- BRIEF -
In the listing below, locate the lines that hold the string "marker". Copy those lines.

-- Begin --

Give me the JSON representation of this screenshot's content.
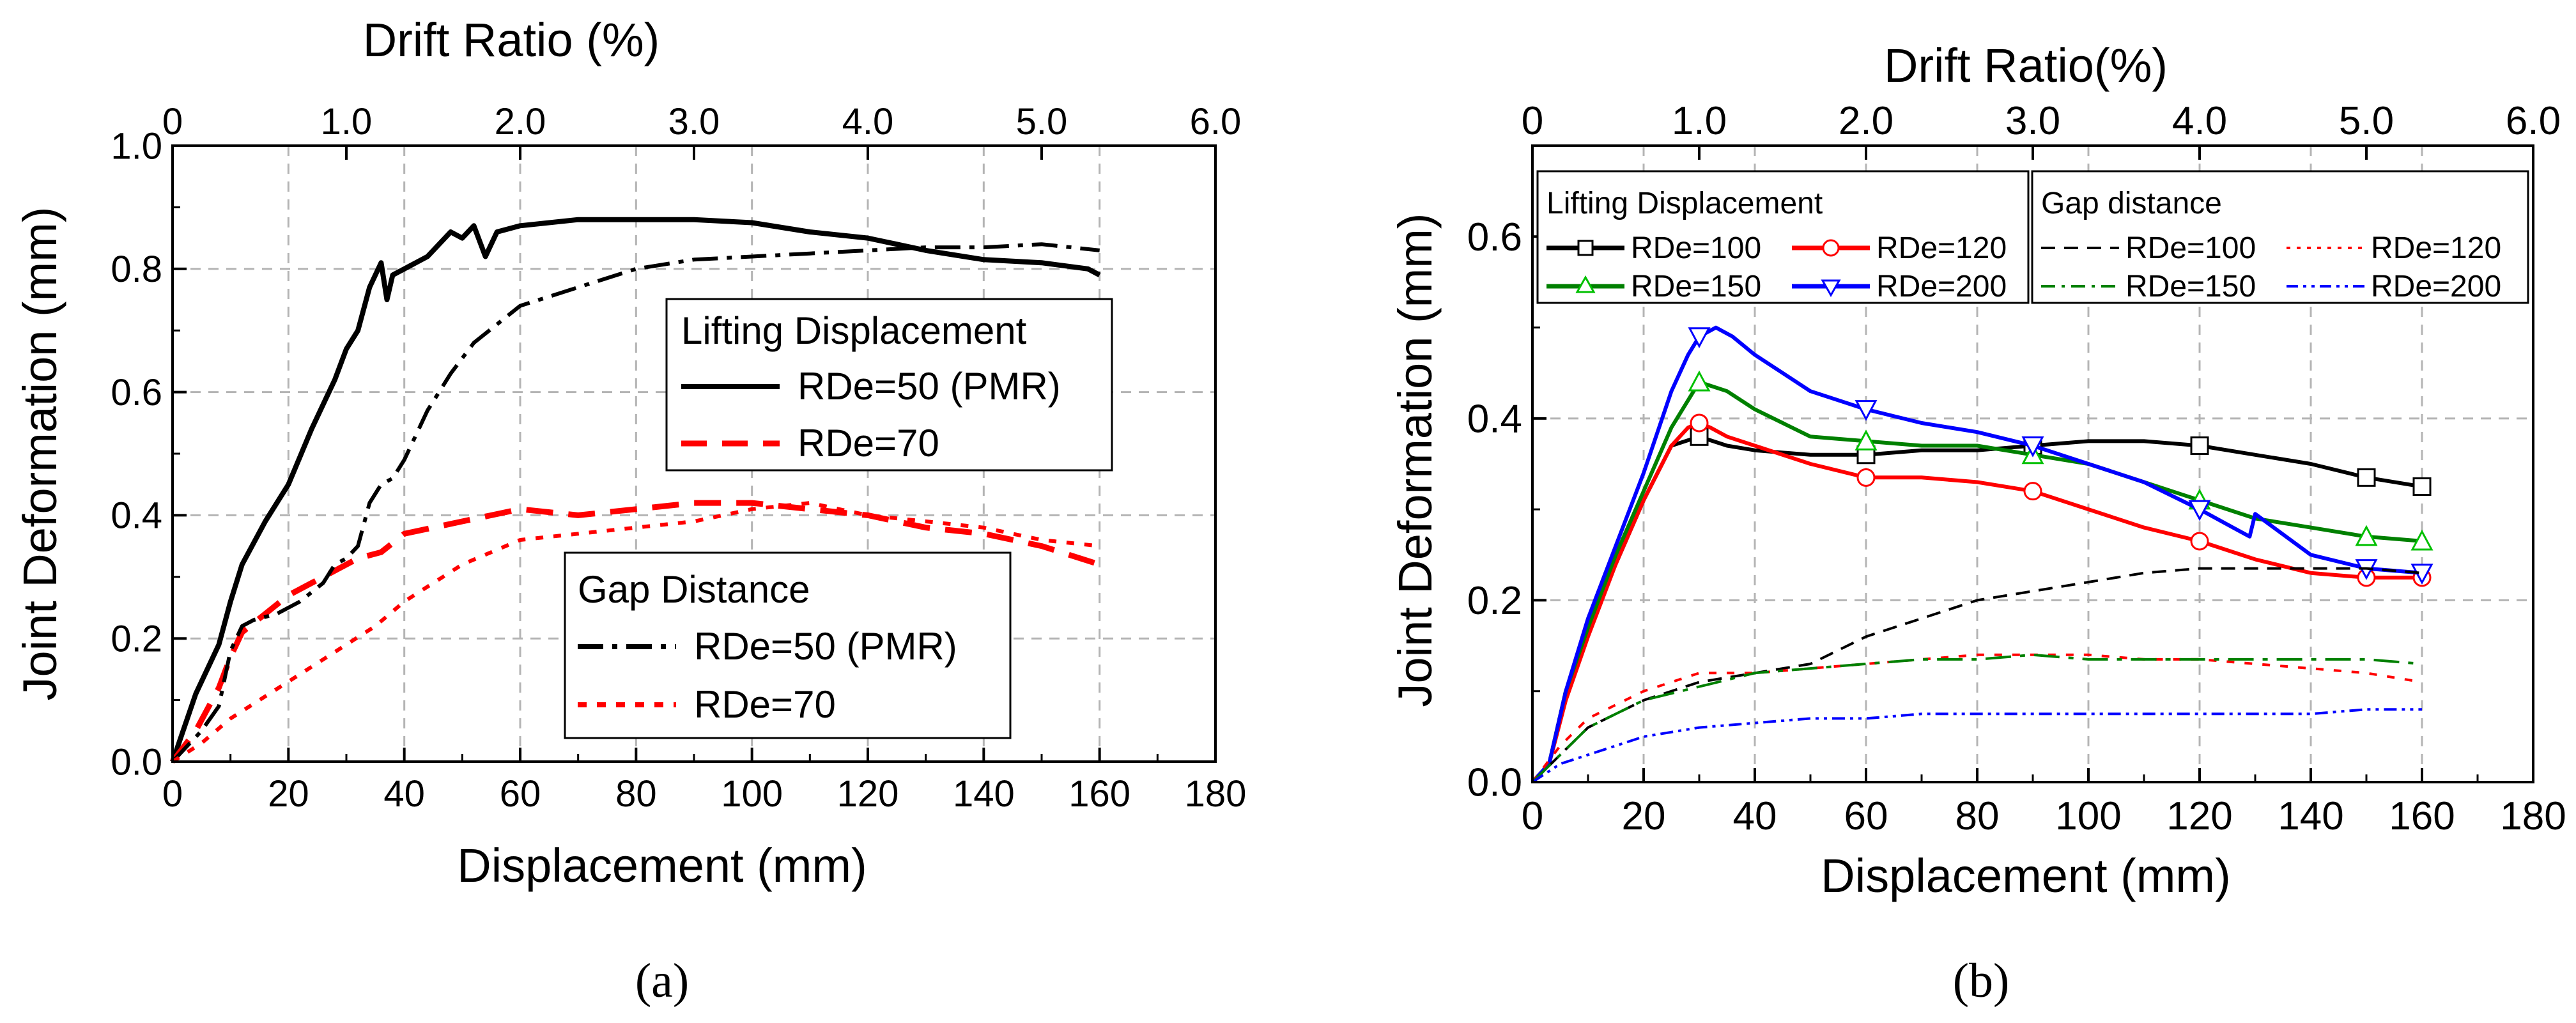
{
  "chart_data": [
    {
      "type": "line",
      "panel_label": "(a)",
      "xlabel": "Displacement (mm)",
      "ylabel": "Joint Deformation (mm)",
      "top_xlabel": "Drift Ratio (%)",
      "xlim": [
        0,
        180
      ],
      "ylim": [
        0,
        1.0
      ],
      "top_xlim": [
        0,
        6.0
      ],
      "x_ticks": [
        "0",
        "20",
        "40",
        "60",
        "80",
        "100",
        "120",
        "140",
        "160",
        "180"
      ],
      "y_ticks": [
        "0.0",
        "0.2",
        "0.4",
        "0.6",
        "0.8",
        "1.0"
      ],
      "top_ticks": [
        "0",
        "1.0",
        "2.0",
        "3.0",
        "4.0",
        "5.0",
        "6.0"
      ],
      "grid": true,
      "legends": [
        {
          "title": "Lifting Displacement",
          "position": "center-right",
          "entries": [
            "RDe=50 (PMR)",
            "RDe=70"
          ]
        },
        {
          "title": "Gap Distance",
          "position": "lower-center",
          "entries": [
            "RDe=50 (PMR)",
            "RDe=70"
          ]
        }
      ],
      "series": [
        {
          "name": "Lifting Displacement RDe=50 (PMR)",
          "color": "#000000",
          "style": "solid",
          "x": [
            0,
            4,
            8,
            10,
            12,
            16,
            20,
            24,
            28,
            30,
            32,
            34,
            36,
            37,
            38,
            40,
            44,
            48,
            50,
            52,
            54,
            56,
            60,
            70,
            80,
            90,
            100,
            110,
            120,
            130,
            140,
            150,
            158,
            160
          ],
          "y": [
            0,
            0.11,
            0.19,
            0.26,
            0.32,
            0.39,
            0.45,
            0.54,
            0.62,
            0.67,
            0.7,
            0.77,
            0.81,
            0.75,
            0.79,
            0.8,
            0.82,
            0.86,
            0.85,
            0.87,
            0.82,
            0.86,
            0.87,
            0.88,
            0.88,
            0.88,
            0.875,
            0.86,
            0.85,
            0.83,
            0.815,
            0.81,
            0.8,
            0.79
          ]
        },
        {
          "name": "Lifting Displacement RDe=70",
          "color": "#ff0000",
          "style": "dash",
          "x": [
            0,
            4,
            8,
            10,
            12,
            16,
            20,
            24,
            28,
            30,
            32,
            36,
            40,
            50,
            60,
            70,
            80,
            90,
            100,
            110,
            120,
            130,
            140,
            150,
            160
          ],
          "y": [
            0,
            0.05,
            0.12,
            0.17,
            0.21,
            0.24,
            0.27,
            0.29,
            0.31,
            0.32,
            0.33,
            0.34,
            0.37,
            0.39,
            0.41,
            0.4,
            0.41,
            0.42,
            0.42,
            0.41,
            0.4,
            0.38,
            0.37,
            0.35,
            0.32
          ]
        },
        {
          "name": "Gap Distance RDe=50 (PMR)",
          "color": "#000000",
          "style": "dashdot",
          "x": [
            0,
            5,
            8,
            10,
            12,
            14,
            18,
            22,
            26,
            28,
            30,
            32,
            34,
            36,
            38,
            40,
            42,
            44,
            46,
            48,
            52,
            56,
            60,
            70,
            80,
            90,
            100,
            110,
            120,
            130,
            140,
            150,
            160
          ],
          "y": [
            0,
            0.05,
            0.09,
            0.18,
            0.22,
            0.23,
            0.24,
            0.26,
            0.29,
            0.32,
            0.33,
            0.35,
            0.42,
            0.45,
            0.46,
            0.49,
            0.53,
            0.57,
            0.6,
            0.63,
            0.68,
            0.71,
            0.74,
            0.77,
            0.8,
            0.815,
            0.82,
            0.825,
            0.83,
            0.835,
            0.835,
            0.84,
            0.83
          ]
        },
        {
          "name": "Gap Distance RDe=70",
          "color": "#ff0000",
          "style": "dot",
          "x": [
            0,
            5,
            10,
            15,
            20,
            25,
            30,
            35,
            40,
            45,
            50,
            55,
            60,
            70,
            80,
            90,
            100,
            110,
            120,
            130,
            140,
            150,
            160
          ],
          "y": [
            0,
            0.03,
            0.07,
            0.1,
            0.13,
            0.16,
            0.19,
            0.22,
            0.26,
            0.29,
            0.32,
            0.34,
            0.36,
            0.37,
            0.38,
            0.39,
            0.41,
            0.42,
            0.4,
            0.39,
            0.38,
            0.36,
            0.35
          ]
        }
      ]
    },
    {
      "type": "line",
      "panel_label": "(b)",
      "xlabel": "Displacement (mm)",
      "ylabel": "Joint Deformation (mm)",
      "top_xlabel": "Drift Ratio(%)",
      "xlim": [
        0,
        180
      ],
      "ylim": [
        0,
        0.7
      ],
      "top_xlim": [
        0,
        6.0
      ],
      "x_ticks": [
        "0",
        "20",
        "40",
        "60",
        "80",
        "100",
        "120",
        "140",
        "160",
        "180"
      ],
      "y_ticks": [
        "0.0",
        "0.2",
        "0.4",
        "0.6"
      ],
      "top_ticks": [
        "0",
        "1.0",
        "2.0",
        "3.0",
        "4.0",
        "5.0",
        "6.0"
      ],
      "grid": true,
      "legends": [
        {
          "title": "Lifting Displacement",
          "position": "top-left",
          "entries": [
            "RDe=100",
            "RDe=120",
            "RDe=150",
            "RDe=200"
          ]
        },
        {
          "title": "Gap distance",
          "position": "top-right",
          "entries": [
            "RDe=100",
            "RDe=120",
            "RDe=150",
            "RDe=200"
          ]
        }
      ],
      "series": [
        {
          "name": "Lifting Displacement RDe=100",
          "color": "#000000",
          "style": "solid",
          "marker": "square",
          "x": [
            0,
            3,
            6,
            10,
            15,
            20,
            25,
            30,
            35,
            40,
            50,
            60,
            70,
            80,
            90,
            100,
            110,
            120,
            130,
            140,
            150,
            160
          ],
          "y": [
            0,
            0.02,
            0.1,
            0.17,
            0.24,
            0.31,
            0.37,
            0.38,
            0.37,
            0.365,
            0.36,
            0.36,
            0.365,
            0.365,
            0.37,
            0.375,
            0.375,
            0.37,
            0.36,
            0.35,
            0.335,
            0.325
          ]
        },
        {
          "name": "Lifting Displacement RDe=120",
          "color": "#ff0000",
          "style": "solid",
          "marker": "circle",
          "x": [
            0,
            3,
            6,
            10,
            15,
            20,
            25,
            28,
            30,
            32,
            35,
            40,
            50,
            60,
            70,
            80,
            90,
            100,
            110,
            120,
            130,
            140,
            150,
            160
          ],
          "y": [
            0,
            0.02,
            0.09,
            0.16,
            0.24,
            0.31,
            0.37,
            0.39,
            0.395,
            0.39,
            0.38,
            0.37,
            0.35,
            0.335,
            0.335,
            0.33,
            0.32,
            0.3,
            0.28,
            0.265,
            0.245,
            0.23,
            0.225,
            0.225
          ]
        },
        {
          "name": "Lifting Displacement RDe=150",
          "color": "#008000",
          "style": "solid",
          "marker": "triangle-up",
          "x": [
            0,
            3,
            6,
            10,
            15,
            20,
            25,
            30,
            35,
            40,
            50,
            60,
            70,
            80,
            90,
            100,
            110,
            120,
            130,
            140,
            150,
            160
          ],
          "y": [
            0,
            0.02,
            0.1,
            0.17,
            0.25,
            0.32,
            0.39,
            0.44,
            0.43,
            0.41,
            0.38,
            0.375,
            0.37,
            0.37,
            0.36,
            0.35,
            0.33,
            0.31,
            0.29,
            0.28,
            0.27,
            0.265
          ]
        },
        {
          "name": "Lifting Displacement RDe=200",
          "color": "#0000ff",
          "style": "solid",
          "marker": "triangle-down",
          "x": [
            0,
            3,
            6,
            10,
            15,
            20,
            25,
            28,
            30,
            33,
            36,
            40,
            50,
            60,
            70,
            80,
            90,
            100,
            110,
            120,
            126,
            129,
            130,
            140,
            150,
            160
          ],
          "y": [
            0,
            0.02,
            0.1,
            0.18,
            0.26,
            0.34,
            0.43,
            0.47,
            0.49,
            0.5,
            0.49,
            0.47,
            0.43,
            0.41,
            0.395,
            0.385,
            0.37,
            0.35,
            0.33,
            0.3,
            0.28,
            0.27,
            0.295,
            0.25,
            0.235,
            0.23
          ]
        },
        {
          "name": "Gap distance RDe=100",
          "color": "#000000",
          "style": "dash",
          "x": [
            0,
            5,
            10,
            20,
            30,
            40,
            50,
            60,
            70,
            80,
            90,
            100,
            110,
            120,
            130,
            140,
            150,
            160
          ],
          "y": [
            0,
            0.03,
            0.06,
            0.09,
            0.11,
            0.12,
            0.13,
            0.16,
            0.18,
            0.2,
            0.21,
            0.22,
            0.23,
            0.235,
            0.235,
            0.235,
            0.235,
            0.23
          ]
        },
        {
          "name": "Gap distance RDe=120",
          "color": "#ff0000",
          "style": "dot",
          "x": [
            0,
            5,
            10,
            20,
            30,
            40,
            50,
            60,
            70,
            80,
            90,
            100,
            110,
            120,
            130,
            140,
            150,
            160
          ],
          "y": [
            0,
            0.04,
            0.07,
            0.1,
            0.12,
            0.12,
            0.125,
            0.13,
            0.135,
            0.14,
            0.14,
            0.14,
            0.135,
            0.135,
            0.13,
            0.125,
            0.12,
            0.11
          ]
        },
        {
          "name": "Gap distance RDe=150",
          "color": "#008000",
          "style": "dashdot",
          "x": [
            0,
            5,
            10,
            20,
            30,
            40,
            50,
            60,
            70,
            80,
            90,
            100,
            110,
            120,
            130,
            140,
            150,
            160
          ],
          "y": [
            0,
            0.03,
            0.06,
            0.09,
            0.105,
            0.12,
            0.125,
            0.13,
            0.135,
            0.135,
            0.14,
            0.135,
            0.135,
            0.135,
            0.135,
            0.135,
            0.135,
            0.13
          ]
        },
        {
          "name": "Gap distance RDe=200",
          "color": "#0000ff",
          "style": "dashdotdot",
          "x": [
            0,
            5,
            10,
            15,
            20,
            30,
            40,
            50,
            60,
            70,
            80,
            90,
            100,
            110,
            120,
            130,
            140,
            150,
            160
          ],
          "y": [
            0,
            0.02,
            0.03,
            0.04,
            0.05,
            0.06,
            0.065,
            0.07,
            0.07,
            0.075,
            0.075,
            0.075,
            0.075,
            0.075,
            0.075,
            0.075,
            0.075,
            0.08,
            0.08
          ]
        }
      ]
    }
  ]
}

-- End --

- IN RESPONSE -
          "marker": "square",
          "marker": "circle",
          "marker": "triangle-up",
          "marker": "triangle-down",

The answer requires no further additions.